◆ Requirements
Look for "Invite" in each line of the entries, and return the matching lines.

◆ Records for this task

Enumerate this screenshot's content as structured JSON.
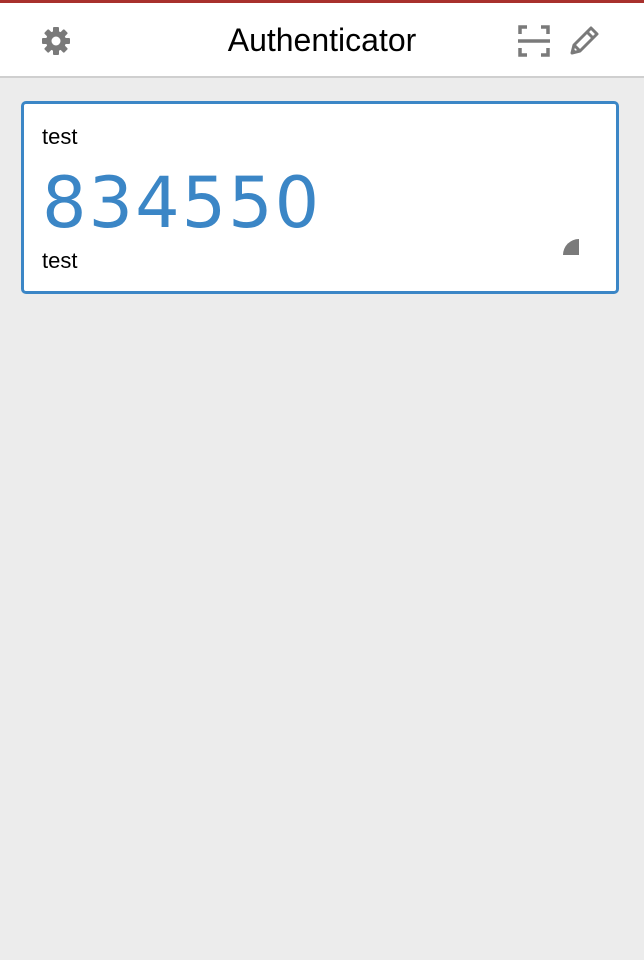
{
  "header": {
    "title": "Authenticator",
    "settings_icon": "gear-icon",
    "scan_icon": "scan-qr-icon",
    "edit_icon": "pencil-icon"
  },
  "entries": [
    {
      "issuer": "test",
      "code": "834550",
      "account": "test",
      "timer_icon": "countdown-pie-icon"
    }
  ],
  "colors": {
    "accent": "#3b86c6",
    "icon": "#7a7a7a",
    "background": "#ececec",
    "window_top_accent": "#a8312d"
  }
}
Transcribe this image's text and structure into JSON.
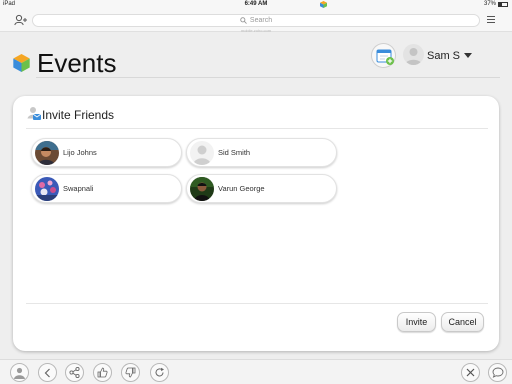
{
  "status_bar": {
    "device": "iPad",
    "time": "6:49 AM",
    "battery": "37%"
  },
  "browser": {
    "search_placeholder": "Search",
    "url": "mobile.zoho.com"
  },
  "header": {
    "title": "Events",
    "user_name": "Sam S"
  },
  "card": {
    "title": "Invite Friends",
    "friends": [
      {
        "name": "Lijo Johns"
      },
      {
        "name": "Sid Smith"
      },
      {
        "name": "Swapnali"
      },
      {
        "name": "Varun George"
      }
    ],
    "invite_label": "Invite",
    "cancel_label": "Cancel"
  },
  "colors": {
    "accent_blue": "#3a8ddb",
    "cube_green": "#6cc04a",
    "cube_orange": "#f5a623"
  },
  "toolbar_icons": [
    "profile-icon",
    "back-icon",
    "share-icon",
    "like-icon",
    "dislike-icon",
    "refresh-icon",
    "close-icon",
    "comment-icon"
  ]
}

◆ Task answer
    "title": "Invite Friends",
    "invite_label": "Invite",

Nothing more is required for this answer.